_Aim of the task_:
Please print every line from the one containing "Output the text content of this document." through the last line of the records below, exactly as written and nothing more.

START Source material

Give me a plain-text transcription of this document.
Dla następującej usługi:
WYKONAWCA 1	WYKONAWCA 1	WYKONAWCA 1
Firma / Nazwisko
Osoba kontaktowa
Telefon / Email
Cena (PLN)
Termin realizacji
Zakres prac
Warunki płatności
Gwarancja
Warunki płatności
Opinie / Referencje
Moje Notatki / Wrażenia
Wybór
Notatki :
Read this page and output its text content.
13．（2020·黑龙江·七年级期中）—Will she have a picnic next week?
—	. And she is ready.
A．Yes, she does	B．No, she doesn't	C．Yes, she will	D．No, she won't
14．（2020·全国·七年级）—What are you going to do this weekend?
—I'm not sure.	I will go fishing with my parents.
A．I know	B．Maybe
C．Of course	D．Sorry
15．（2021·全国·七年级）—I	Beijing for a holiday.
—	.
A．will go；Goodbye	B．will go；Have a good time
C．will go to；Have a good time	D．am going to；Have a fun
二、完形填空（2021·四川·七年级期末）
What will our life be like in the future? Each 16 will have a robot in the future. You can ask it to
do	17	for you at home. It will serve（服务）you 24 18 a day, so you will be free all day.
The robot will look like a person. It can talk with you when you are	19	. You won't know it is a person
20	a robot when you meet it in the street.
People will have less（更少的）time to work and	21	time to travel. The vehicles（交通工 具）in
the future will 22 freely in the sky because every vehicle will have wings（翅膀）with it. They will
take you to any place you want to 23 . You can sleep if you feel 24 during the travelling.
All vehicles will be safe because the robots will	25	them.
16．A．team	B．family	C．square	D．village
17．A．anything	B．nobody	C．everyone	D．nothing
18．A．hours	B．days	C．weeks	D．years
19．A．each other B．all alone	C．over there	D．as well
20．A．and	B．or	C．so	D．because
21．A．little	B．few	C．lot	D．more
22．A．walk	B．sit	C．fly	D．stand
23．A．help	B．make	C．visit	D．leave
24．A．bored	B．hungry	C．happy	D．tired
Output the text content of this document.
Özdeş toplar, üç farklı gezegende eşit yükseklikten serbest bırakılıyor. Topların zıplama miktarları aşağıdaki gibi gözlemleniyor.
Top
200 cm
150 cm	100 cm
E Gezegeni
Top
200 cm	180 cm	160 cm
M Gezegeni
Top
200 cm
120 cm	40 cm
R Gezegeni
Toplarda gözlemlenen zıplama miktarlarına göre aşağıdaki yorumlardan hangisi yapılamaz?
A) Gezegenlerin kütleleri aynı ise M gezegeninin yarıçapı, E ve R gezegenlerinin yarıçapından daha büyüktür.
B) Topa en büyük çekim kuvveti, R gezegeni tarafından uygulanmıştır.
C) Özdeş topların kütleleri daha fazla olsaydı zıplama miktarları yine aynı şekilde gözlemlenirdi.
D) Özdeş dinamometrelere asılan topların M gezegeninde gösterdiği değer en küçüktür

END Source material

_Solution to this task_:
Output the text content of this document.
Özdeş toplar, üç farklı gezegende eşit yükseklikten serbest bırakılıyor. Topların zıplama miktarları aşağıdaki gibi gözlemleniyor.
Top
200 cm
150 cm	100 cm
E Gezegeni
Top
200 cm	180 cm	160 cm
M Gezegeni
Top
200 cm
120 cm	40 cm
R Gezegeni
Toplarda gözlemlenen zıplama miktarlarına göre aşağıdaki yorumlardan hangisi yapılamaz?
A) Gezegenlerin kütleleri aynı ise M gezegeninin yarıçapı, E ve R gezegenlerinin yarıçapından daha büyüktür.
B) Topa en büyük çekim kuvveti, R gezegeni tarafından uygulanmıştır.
C) Özdeş topların kütleleri daha fazla olsaydı zıplama miktarları yine aynı şekilde gözlemlenirdi.
D) Özdeş dinamometrelere asılan topların M gezegeninde gösterdiği değer en küçüktür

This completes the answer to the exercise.